Some time ago, after an exhaustive global survey, AMR (now Gartner) profiled the supply chain for a typical global manufacturer. They stated: "A $1bn manufacturer was managing 15 internal manufacturing sites, 38 contractor facilities, across 5 supply chains in at least 2 continents!" That was in 2006. With the advent of globalization 3.0, the complexity of our supply chains has increased dramatically since that survey. And what happens when we grow our supply chain footprint? Lead times expand; the number of "nodes" in our supply chains expand; and with that expansion the probability of a disruption, delay or error increases ... and on and on. This profile doesn't take into account the continuing number of natural disasters and weather-related events occurring around the world, the likes of which global supply chains now must contend with on a regular basis.
• Financial impacts of supply chain disruptions. Consider the facts: Over 2,000 disruptions to publicly held companies' supply chains occurred in 2011, with organizations such as Hendrick & Singhai and ChainLink Research actually codifying those disruptions and calculating the financial impacts. Therein lies a very compelling reason to act in terms of developing a supply chain risk management (SCRM) "preparedness and resiliency" program going forward. The latest financial impact of any disruption amounts to at least a 10 percent to 12 percent reduction in shareholder value, as well as devastating negative impacts to top-line revenue, operating income, return on sales and return on assets.

## Given task
From the supply chain passage, pull out the part starting with "Some time ago, after" and going on through "a regular basis.", copied word for word.

## Data lines

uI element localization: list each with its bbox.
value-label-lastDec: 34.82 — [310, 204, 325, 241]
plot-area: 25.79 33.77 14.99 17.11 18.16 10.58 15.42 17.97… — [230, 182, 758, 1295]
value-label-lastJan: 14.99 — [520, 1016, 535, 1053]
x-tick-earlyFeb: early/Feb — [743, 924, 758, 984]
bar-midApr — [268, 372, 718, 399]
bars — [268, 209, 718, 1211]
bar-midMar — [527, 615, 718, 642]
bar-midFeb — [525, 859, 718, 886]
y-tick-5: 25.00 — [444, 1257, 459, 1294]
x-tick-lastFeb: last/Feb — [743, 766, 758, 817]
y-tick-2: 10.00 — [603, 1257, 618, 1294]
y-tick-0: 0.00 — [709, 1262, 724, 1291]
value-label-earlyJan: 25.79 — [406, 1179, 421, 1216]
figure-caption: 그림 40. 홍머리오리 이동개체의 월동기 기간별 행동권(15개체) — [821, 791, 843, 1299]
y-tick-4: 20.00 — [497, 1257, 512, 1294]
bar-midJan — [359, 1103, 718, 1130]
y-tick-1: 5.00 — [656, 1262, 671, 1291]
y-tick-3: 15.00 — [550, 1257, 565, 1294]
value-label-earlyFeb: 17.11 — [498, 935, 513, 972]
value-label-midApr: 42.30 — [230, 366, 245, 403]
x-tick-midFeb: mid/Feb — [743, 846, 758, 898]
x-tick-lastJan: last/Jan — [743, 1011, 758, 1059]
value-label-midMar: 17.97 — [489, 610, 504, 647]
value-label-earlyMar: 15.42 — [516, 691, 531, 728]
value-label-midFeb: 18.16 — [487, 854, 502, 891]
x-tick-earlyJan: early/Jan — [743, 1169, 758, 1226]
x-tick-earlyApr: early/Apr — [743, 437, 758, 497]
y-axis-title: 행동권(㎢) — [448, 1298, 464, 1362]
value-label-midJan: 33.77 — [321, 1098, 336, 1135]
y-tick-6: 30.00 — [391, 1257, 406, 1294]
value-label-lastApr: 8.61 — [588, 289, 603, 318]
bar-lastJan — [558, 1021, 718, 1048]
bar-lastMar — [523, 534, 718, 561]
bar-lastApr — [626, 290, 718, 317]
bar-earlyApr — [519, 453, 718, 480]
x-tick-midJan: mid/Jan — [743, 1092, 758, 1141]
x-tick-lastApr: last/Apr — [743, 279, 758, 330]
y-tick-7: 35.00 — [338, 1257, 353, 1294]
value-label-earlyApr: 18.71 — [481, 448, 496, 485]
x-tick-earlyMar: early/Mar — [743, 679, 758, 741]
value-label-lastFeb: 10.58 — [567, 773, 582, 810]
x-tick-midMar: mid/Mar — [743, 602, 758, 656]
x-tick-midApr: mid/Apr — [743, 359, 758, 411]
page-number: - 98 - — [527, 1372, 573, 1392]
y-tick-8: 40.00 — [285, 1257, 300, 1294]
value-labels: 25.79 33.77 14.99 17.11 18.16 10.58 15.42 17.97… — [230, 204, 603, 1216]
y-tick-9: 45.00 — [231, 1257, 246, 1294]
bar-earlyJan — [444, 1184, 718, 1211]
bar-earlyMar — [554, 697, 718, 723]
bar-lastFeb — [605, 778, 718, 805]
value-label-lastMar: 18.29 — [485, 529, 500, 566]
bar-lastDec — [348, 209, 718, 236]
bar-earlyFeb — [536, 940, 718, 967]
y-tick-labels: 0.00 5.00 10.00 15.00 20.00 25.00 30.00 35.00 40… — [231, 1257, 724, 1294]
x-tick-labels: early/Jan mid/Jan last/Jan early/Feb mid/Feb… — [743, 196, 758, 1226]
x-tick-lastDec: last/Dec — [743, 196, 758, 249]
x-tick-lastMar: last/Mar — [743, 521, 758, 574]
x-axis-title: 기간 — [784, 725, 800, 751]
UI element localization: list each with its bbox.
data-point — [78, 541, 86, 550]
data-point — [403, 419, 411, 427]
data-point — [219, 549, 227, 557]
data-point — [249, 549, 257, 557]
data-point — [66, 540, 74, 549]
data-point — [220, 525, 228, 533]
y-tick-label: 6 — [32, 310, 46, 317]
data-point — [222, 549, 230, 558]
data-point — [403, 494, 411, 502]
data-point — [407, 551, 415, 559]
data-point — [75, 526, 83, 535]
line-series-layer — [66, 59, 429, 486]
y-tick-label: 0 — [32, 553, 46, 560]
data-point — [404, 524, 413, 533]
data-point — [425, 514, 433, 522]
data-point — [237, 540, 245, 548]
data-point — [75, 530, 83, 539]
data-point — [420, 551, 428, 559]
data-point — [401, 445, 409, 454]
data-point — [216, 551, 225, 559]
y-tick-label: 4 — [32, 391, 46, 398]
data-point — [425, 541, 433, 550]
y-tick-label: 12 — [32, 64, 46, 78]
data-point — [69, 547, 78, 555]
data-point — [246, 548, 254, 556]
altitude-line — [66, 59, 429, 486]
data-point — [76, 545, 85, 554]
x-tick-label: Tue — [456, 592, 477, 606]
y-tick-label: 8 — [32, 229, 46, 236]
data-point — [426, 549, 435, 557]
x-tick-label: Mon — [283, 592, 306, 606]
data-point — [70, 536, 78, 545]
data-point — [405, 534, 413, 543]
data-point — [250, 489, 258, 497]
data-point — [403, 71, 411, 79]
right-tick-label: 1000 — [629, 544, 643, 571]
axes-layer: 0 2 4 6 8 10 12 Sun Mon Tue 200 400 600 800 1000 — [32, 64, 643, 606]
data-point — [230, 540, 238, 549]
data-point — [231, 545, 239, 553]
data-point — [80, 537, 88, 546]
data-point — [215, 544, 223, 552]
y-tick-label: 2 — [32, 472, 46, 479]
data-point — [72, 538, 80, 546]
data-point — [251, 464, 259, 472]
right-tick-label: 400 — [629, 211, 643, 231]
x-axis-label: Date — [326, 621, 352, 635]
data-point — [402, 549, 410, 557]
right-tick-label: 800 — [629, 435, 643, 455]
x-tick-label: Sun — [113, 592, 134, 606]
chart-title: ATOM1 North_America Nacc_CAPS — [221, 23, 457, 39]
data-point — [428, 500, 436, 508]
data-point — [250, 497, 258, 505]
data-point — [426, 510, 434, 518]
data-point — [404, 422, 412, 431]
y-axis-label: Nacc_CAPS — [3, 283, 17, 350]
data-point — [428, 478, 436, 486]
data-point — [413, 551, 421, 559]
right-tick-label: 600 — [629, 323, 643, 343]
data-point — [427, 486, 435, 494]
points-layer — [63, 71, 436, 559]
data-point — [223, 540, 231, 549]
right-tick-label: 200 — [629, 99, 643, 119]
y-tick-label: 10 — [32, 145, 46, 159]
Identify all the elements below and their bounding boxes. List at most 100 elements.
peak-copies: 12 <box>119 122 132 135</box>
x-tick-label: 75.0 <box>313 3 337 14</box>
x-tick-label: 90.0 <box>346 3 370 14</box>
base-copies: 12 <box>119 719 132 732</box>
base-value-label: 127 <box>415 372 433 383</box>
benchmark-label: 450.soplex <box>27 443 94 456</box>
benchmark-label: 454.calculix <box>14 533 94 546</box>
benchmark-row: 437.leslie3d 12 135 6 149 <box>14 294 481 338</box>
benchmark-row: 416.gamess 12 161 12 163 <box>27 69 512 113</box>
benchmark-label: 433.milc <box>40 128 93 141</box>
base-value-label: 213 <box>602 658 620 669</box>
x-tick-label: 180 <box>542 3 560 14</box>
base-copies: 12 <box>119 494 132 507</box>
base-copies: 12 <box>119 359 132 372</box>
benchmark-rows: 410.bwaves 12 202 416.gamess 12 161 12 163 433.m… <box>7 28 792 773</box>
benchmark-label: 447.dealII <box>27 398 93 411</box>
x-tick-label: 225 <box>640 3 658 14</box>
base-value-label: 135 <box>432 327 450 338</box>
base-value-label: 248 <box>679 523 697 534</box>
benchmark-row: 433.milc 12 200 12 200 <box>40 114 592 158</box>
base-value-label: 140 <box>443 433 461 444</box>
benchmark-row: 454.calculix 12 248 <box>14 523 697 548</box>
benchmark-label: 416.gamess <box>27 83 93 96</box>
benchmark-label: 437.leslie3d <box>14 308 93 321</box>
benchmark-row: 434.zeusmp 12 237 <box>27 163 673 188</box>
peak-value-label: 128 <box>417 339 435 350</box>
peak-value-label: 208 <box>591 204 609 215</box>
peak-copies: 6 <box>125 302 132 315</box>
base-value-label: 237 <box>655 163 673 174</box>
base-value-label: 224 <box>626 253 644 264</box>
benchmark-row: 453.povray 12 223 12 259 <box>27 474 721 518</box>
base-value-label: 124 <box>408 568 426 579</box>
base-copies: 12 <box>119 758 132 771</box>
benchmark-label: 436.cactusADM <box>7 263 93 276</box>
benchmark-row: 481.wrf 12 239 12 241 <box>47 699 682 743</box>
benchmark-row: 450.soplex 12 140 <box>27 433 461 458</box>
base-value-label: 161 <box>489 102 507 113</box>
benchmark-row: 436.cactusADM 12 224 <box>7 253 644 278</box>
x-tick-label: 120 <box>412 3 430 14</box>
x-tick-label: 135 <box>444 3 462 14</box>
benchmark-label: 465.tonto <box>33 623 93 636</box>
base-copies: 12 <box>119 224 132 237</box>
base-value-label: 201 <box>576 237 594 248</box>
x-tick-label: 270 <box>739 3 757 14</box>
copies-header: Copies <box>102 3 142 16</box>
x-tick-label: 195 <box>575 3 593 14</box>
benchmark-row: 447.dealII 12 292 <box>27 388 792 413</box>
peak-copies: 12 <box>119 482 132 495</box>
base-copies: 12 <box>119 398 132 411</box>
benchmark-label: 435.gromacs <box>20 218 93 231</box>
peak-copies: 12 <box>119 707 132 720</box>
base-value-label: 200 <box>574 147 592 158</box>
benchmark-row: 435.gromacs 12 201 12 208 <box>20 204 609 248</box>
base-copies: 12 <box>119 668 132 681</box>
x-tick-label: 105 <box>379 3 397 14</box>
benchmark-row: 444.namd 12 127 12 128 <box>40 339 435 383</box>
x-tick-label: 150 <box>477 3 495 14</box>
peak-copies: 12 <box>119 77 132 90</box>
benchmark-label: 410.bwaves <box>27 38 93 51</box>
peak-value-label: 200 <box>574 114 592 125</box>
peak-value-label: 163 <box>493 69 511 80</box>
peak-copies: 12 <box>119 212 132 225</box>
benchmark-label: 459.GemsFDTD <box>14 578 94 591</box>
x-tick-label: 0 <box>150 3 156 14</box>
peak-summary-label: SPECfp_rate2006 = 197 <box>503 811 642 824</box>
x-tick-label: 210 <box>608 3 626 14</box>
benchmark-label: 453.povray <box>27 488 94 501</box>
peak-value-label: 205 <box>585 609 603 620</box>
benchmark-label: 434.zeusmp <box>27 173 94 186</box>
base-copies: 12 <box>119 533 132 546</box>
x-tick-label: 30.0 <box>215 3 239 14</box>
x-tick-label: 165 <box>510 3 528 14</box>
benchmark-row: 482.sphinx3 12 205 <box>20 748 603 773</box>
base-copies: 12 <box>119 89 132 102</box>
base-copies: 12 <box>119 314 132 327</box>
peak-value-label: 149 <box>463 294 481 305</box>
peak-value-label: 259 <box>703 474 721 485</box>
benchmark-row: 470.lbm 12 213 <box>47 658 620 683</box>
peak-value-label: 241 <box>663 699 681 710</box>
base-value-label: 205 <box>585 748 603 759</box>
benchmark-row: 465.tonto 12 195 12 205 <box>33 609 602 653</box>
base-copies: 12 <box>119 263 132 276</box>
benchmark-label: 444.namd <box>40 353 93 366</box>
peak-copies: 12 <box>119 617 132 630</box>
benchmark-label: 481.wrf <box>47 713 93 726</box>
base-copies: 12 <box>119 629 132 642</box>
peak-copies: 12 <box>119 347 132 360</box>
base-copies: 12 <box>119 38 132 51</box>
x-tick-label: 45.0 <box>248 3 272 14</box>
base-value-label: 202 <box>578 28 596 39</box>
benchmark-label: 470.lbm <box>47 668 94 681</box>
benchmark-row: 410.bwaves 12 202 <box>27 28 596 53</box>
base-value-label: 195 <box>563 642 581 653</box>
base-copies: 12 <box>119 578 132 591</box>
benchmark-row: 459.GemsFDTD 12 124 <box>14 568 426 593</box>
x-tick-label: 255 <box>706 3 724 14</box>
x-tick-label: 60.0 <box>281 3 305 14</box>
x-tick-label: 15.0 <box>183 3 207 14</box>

## Exercise answer
Some time ago, after an exhaustive global survey, AMR (now Gartner) profiled the supply chain for a typical global manufacturer. They stated: "A $1bn manufacturer was managing 15 internal manufacturing sites, 38 contractor facilities, across 5 supply chains in at least 2 continents!" That was in 2006. With the advent of globalization 3.0, the complexity of our supply chains has increased dramatically since that survey. And what happens when we grow our supply chain footprint? Lead times expand; the number of "nodes" in our supply chains expand; and with that expansion the probability of a disruption, delay or error increases ... and on and on. This profile doesn't take into account the continuing number of natural disasters and weather-related events occurring around the world, the likes of which global supply chains now must contend with on a regular basis.